**** Dataset ****

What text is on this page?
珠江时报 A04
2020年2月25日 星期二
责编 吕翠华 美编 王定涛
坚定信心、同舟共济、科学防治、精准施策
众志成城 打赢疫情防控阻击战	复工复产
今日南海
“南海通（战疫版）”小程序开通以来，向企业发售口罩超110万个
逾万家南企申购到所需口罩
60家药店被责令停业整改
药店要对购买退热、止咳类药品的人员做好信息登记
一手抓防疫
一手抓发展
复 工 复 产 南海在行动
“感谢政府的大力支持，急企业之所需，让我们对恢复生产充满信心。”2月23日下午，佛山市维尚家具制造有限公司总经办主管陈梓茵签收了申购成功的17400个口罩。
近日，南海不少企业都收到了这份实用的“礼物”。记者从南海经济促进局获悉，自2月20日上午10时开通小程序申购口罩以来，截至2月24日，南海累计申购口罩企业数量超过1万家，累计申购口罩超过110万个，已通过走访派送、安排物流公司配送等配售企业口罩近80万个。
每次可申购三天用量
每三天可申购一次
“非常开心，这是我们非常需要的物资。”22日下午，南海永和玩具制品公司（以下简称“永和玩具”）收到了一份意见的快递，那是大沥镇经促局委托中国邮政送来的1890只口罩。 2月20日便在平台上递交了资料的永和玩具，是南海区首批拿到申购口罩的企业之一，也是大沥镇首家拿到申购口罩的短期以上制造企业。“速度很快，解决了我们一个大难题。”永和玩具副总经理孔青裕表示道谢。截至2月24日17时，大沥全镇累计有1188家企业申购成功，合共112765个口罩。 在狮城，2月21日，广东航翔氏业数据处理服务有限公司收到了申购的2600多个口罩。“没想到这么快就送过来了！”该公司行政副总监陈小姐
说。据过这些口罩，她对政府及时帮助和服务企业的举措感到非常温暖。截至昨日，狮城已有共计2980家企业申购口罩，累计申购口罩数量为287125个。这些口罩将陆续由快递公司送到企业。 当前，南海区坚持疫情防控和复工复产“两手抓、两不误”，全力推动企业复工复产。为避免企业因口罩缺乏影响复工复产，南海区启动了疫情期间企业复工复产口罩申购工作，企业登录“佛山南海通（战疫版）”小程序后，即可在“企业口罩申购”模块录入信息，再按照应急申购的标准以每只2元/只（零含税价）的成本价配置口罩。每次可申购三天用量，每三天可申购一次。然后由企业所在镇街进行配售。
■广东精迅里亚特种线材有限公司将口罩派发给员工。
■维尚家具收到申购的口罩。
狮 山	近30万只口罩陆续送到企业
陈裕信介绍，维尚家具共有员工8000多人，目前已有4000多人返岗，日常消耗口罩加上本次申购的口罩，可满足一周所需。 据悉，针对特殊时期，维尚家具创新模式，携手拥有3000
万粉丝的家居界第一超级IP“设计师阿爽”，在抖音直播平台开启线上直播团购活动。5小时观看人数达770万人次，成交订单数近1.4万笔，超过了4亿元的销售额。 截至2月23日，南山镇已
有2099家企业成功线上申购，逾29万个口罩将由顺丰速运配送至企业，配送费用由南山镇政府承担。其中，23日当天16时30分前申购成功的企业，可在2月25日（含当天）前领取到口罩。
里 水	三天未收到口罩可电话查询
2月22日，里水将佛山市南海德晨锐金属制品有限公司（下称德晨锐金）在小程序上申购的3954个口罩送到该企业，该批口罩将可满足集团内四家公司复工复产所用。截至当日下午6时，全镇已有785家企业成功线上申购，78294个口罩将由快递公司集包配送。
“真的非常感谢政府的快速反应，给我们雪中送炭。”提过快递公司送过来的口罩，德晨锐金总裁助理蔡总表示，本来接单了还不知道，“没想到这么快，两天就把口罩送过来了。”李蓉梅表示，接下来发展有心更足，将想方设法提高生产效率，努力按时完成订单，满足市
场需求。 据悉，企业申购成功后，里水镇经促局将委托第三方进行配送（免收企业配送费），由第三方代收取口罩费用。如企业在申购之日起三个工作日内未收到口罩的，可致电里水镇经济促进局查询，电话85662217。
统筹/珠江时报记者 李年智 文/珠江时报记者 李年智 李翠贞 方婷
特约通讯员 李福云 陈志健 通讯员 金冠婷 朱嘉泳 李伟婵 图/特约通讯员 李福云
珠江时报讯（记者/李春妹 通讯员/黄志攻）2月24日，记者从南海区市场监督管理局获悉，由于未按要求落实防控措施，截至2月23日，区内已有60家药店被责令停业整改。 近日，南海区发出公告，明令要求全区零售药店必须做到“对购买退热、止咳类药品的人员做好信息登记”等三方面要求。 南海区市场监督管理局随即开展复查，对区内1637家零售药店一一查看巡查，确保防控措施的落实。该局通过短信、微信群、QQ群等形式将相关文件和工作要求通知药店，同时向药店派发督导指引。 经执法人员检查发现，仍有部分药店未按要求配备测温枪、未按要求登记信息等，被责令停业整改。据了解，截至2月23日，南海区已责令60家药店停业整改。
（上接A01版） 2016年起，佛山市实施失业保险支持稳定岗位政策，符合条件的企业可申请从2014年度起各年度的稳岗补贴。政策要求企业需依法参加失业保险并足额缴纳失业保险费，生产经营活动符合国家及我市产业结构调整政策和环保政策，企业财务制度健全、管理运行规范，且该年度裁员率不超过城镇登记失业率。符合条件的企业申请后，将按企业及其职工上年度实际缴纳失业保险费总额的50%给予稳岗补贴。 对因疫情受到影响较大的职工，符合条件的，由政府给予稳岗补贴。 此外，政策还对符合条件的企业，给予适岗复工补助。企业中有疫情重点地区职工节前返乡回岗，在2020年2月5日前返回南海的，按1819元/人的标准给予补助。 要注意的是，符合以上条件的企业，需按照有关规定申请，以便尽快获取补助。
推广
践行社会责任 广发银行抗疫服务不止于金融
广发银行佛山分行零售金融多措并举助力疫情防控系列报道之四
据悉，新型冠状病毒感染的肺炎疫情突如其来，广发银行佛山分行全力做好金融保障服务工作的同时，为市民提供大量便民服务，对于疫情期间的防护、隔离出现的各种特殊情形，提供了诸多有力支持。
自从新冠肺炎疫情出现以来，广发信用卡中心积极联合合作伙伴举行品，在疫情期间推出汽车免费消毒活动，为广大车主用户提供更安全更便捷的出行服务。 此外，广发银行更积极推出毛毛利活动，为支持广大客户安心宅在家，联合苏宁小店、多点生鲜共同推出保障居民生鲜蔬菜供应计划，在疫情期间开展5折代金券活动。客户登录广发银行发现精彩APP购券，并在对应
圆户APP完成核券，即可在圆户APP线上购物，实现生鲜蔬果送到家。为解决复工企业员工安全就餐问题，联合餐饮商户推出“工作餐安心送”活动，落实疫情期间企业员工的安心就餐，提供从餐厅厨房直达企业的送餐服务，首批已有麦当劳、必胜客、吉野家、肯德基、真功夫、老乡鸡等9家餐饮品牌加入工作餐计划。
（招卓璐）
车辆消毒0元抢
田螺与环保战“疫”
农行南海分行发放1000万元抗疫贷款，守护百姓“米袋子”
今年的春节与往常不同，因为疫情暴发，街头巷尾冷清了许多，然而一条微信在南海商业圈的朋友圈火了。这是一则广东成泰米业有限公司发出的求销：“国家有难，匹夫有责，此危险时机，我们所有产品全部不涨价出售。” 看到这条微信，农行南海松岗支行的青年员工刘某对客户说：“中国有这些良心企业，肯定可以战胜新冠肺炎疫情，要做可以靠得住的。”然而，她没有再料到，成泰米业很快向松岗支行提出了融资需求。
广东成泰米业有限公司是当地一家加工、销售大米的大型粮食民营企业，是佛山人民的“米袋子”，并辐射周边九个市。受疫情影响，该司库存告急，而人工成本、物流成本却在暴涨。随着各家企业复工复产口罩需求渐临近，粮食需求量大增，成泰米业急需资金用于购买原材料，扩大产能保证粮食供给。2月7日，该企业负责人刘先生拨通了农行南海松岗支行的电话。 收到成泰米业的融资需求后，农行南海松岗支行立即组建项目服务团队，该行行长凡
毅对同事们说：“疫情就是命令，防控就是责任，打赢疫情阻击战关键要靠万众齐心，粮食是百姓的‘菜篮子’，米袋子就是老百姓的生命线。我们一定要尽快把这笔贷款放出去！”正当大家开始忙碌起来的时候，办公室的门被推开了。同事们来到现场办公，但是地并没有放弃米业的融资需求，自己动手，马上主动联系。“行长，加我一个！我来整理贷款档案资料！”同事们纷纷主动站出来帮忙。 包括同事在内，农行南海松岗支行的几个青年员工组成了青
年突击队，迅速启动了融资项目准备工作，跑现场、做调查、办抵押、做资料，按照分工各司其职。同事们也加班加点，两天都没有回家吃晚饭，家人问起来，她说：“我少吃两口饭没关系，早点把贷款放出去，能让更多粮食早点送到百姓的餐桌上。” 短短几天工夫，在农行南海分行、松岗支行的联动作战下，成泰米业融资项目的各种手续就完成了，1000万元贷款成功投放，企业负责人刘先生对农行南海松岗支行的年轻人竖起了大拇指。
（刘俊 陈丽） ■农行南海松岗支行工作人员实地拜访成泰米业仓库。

****

▶ _Exercise_
Copy all lines of the material above where the string "每次可申购三天用量" occurs.

▶ _Solution to this exercise_
每次可申购三天用量
说。据过这些口罩，她对政府及时帮助和服务企业的举措感到非常温暖。截至昨日，狮城已有共计2980家企业申购口罩，累计申购口罩数量为287125个。这些口罩将陆续由快递公司送到企业。 当前，南海区坚持疫情防控和复工复产“两手抓、两不误”，全力推动企业复工复产。为避免企业因口罩缺乏影响复工复产，南海区启动了疫情期间企业复工复产口罩申购工作，企业登录“佛山南海通（战疫版）”小程序后，即可在“企业口罩申购”模块录入信息，再按照应急申购的标准以每只2元/只（零含税价）的成本价配置口罩。每次可申购三天用量，每三天可申购一次。然后由企业所在镇街进行配售。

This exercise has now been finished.